TASK. Write out all the entries word for word and omit any pictures.
------------------------------------------------------------------------
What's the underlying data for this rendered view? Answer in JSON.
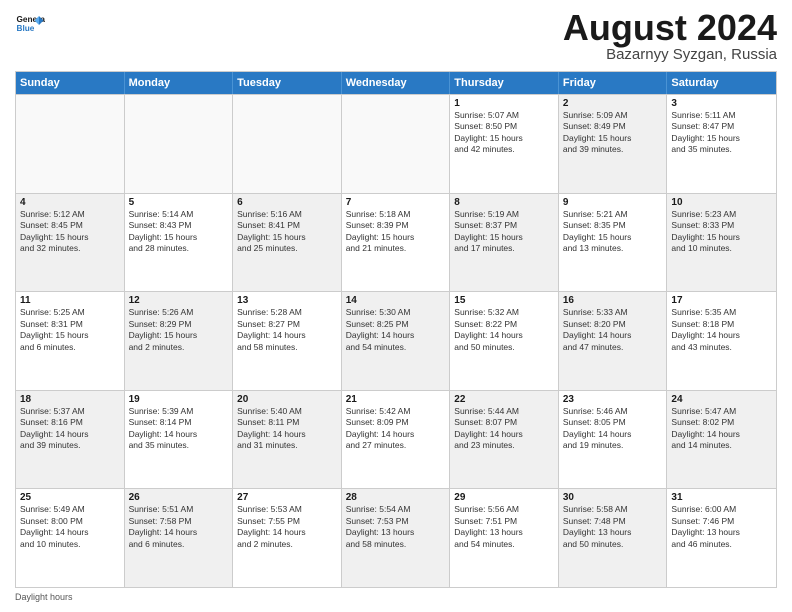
{
  "logo": {
    "line1": "General",
    "line2": "Blue"
  },
  "title": "August 2024",
  "subtitle": "Bazarnyy Syzgan, Russia",
  "weekdays": [
    "Sunday",
    "Monday",
    "Tuesday",
    "Wednesday",
    "Thursday",
    "Friday",
    "Saturday"
  ],
  "weeks": [
    [
      {
        "day": "",
        "info": "",
        "shaded": false,
        "empty": true
      },
      {
        "day": "",
        "info": "",
        "shaded": false,
        "empty": true
      },
      {
        "day": "",
        "info": "",
        "shaded": false,
        "empty": true
      },
      {
        "day": "",
        "info": "",
        "shaded": false,
        "empty": true
      },
      {
        "day": "1",
        "info": "Sunrise: 5:07 AM\nSunset: 8:50 PM\nDaylight: 15 hours\nand 42 minutes.",
        "shaded": false,
        "empty": false
      },
      {
        "day": "2",
        "info": "Sunrise: 5:09 AM\nSunset: 8:49 PM\nDaylight: 15 hours\nand 39 minutes.",
        "shaded": true,
        "empty": false
      },
      {
        "day": "3",
        "info": "Sunrise: 5:11 AM\nSunset: 8:47 PM\nDaylight: 15 hours\nand 35 minutes.",
        "shaded": false,
        "empty": false
      }
    ],
    [
      {
        "day": "4",
        "info": "Sunrise: 5:12 AM\nSunset: 8:45 PM\nDaylight: 15 hours\nand 32 minutes.",
        "shaded": true,
        "empty": false
      },
      {
        "day": "5",
        "info": "Sunrise: 5:14 AM\nSunset: 8:43 PM\nDaylight: 15 hours\nand 28 minutes.",
        "shaded": false,
        "empty": false
      },
      {
        "day": "6",
        "info": "Sunrise: 5:16 AM\nSunset: 8:41 PM\nDaylight: 15 hours\nand 25 minutes.",
        "shaded": true,
        "empty": false
      },
      {
        "day": "7",
        "info": "Sunrise: 5:18 AM\nSunset: 8:39 PM\nDaylight: 15 hours\nand 21 minutes.",
        "shaded": false,
        "empty": false
      },
      {
        "day": "8",
        "info": "Sunrise: 5:19 AM\nSunset: 8:37 PM\nDaylight: 15 hours\nand 17 minutes.",
        "shaded": true,
        "empty": false
      },
      {
        "day": "9",
        "info": "Sunrise: 5:21 AM\nSunset: 8:35 PM\nDaylight: 15 hours\nand 13 minutes.",
        "shaded": false,
        "empty": false
      },
      {
        "day": "10",
        "info": "Sunrise: 5:23 AM\nSunset: 8:33 PM\nDaylight: 15 hours\nand 10 minutes.",
        "shaded": true,
        "empty": false
      }
    ],
    [
      {
        "day": "11",
        "info": "Sunrise: 5:25 AM\nSunset: 8:31 PM\nDaylight: 15 hours\nand 6 minutes.",
        "shaded": false,
        "empty": false
      },
      {
        "day": "12",
        "info": "Sunrise: 5:26 AM\nSunset: 8:29 PM\nDaylight: 15 hours\nand 2 minutes.",
        "shaded": true,
        "empty": false
      },
      {
        "day": "13",
        "info": "Sunrise: 5:28 AM\nSunset: 8:27 PM\nDaylight: 14 hours\nand 58 minutes.",
        "shaded": false,
        "empty": false
      },
      {
        "day": "14",
        "info": "Sunrise: 5:30 AM\nSunset: 8:25 PM\nDaylight: 14 hours\nand 54 minutes.",
        "shaded": true,
        "empty": false
      },
      {
        "day": "15",
        "info": "Sunrise: 5:32 AM\nSunset: 8:22 PM\nDaylight: 14 hours\nand 50 minutes.",
        "shaded": false,
        "empty": false
      },
      {
        "day": "16",
        "info": "Sunrise: 5:33 AM\nSunset: 8:20 PM\nDaylight: 14 hours\nand 47 minutes.",
        "shaded": true,
        "empty": false
      },
      {
        "day": "17",
        "info": "Sunrise: 5:35 AM\nSunset: 8:18 PM\nDaylight: 14 hours\nand 43 minutes.",
        "shaded": false,
        "empty": false
      }
    ],
    [
      {
        "day": "18",
        "info": "Sunrise: 5:37 AM\nSunset: 8:16 PM\nDaylight: 14 hours\nand 39 minutes.",
        "shaded": true,
        "empty": false
      },
      {
        "day": "19",
        "info": "Sunrise: 5:39 AM\nSunset: 8:14 PM\nDaylight: 14 hours\nand 35 minutes.",
        "shaded": false,
        "empty": false
      },
      {
        "day": "20",
        "info": "Sunrise: 5:40 AM\nSunset: 8:11 PM\nDaylight: 14 hours\nand 31 minutes.",
        "shaded": true,
        "empty": false
      },
      {
        "day": "21",
        "info": "Sunrise: 5:42 AM\nSunset: 8:09 PM\nDaylight: 14 hours\nand 27 minutes.",
        "shaded": false,
        "empty": false
      },
      {
        "day": "22",
        "info": "Sunrise: 5:44 AM\nSunset: 8:07 PM\nDaylight: 14 hours\nand 23 minutes.",
        "shaded": true,
        "empty": false
      },
      {
        "day": "23",
        "info": "Sunrise: 5:46 AM\nSunset: 8:05 PM\nDaylight: 14 hours\nand 19 minutes.",
        "shaded": false,
        "empty": false
      },
      {
        "day": "24",
        "info": "Sunrise: 5:47 AM\nSunset: 8:02 PM\nDaylight: 14 hours\nand 14 minutes.",
        "shaded": true,
        "empty": false
      }
    ],
    [
      {
        "day": "25",
        "info": "Sunrise: 5:49 AM\nSunset: 8:00 PM\nDaylight: 14 hours\nand 10 minutes.",
        "shaded": false,
        "empty": false
      },
      {
        "day": "26",
        "info": "Sunrise: 5:51 AM\nSunset: 7:58 PM\nDaylight: 14 hours\nand 6 minutes.",
        "shaded": true,
        "empty": false
      },
      {
        "day": "27",
        "info": "Sunrise: 5:53 AM\nSunset: 7:55 PM\nDaylight: 14 hours\nand 2 minutes.",
        "shaded": false,
        "empty": false
      },
      {
        "day": "28",
        "info": "Sunrise: 5:54 AM\nSunset: 7:53 PM\nDaylight: 13 hours\nand 58 minutes.",
        "shaded": true,
        "empty": false
      },
      {
        "day": "29",
        "info": "Sunrise: 5:56 AM\nSunset: 7:51 PM\nDaylight: 13 hours\nand 54 minutes.",
        "shaded": false,
        "empty": false
      },
      {
        "day": "30",
        "info": "Sunrise: 5:58 AM\nSunset: 7:48 PM\nDaylight: 13 hours\nand 50 minutes.",
        "shaded": true,
        "empty": false
      },
      {
        "day": "31",
        "info": "Sunrise: 6:00 AM\nSunset: 7:46 PM\nDaylight: 13 hours\nand 46 minutes.",
        "shaded": false,
        "empty": false
      }
    ]
  ],
  "footer": "Daylight hours"
}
------------------------------------------------------------------------
ANSWER TO THE EXERCISE.
What's the underlying data for this rendered view? Answer in JSON.
{
  "logo": {
    "line1": "General",
    "line2": "Blue"
  },
  "title": "August 2024",
  "subtitle": "Bazarnyy Syzgan, Russia",
  "weekdays": [
    "Sunday",
    "Monday",
    "Tuesday",
    "Wednesday",
    "Thursday",
    "Friday",
    "Saturday"
  ],
  "weeks": [
    [
      {
        "day": "",
        "info": "",
        "shaded": false,
        "empty": true
      },
      {
        "day": "",
        "info": "",
        "shaded": false,
        "empty": true
      },
      {
        "day": "",
        "info": "",
        "shaded": false,
        "empty": true
      },
      {
        "day": "",
        "info": "",
        "shaded": false,
        "empty": true
      },
      {
        "day": "1",
        "info": "Sunrise: 5:07 AM\nSunset: 8:50 PM\nDaylight: 15 hours\nand 42 minutes.",
        "shaded": false,
        "empty": false
      },
      {
        "day": "2",
        "info": "Sunrise: 5:09 AM\nSunset: 8:49 PM\nDaylight: 15 hours\nand 39 minutes.",
        "shaded": true,
        "empty": false
      },
      {
        "day": "3",
        "info": "Sunrise: 5:11 AM\nSunset: 8:47 PM\nDaylight: 15 hours\nand 35 minutes.",
        "shaded": false,
        "empty": false
      }
    ],
    [
      {
        "day": "4",
        "info": "Sunrise: 5:12 AM\nSunset: 8:45 PM\nDaylight: 15 hours\nand 32 minutes.",
        "shaded": true,
        "empty": false
      },
      {
        "day": "5",
        "info": "Sunrise: 5:14 AM\nSunset: 8:43 PM\nDaylight: 15 hours\nand 28 minutes.",
        "shaded": false,
        "empty": false
      },
      {
        "day": "6",
        "info": "Sunrise: 5:16 AM\nSunset: 8:41 PM\nDaylight: 15 hours\nand 25 minutes.",
        "shaded": true,
        "empty": false
      },
      {
        "day": "7",
        "info": "Sunrise: 5:18 AM\nSunset: 8:39 PM\nDaylight: 15 hours\nand 21 minutes.",
        "shaded": false,
        "empty": false
      },
      {
        "day": "8",
        "info": "Sunrise: 5:19 AM\nSunset: 8:37 PM\nDaylight: 15 hours\nand 17 minutes.",
        "shaded": true,
        "empty": false
      },
      {
        "day": "9",
        "info": "Sunrise: 5:21 AM\nSunset: 8:35 PM\nDaylight: 15 hours\nand 13 minutes.",
        "shaded": false,
        "empty": false
      },
      {
        "day": "10",
        "info": "Sunrise: 5:23 AM\nSunset: 8:33 PM\nDaylight: 15 hours\nand 10 minutes.",
        "shaded": true,
        "empty": false
      }
    ],
    [
      {
        "day": "11",
        "info": "Sunrise: 5:25 AM\nSunset: 8:31 PM\nDaylight: 15 hours\nand 6 minutes.",
        "shaded": false,
        "empty": false
      },
      {
        "day": "12",
        "info": "Sunrise: 5:26 AM\nSunset: 8:29 PM\nDaylight: 15 hours\nand 2 minutes.",
        "shaded": true,
        "empty": false
      },
      {
        "day": "13",
        "info": "Sunrise: 5:28 AM\nSunset: 8:27 PM\nDaylight: 14 hours\nand 58 minutes.",
        "shaded": false,
        "empty": false
      },
      {
        "day": "14",
        "info": "Sunrise: 5:30 AM\nSunset: 8:25 PM\nDaylight: 14 hours\nand 54 minutes.",
        "shaded": true,
        "empty": false
      },
      {
        "day": "15",
        "info": "Sunrise: 5:32 AM\nSunset: 8:22 PM\nDaylight: 14 hours\nand 50 minutes.",
        "shaded": false,
        "empty": false
      },
      {
        "day": "16",
        "info": "Sunrise: 5:33 AM\nSunset: 8:20 PM\nDaylight: 14 hours\nand 47 minutes.",
        "shaded": true,
        "empty": false
      },
      {
        "day": "17",
        "info": "Sunrise: 5:35 AM\nSunset: 8:18 PM\nDaylight: 14 hours\nand 43 minutes.",
        "shaded": false,
        "empty": false
      }
    ],
    [
      {
        "day": "18",
        "info": "Sunrise: 5:37 AM\nSunset: 8:16 PM\nDaylight: 14 hours\nand 39 minutes.",
        "shaded": true,
        "empty": false
      },
      {
        "day": "19",
        "info": "Sunrise: 5:39 AM\nSunset: 8:14 PM\nDaylight: 14 hours\nand 35 minutes.",
        "shaded": false,
        "empty": false
      },
      {
        "day": "20",
        "info": "Sunrise: 5:40 AM\nSunset: 8:11 PM\nDaylight: 14 hours\nand 31 minutes.",
        "shaded": true,
        "empty": false
      },
      {
        "day": "21",
        "info": "Sunrise: 5:42 AM\nSunset: 8:09 PM\nDaylight: 14 hours\nand 27 minutes.",
        "shaded": false,
        "empty": false
      },
      {
        "day": "22",
        "info": "Sunrise: 5:44 AM\nSunset: 8:07 PM\nDaylight: 14 hours\nand 23 minutes.",
        "shaded": true,
        "empty": false
      },
      {
        "day": "23",
        "info": "Sunrise: 5:46 AM\nSunset: 8:05 PM\nDaylight: 14 hours\nand 19 minutes.",
        "shaded": false,
        "empty": false
      },
      {
        "day": "24",
        "info": "Sunrise: 5:47 AM\nSunset: 8:02 PM\nDaylight: 14 hours\nand 14 minutes.",
        "shaded": true,
        "empty": false
      }
    ],
    [
      {
        "day": "25",
        "info": "Sunrise: 5:49 AM\nSunset: 8:00 PM\nDaylight: 14 hours\nand 10 minutes.",
        "shaded": false,
        "empty": false
      },
      {
        "day": "26",
        "info": "Sunrise: 5:51 AM\nSunset: 7:58 PM\nDaylight: 14 hours\nand 6 minutes.",
        "shaded": true,
        "empty": false
      },
      {
        "day": "27",
        "info": "Sunrise: 5:53 AM\nSunset: 7:55 PM\nDaylight: 14 hours\nand 2 minutes.",
        "shaded": false,
        "empty": false
      },
      {
        "day": "28",
        "info": "Sunrise: 5:54 AM\nSunset: 7:53 PM\nDaylight: 13 hours\nand 58 minutes.",
        "shaded": true,
        "empty": false
      },
      {
        "day": "29",
        "info": "Sunrise: 5:56 AM\nSunset: 7:51 PM\nDaylight: 13 hours\nand 54 minutes.",
        "shaded": false,
        "empty": false
      },
      {
        "day": "30",
        "info": "Sunrise: 5:58 AM\nSunset: 7:48 PM\nDaylight: 13 hours\nand 50 minutes.",
        "shaded": true,
        "empty": false
      },
      {
        "day": "31",
        "info": "Sunrise: 6:00 AM\nSunset: 7:46 PM\nDaylight: 13 hours\nand 46 minutes.",
        "shaded": false,
        "empty": false
      }
    ]
  ],
  "footer": "Daylight hours"
}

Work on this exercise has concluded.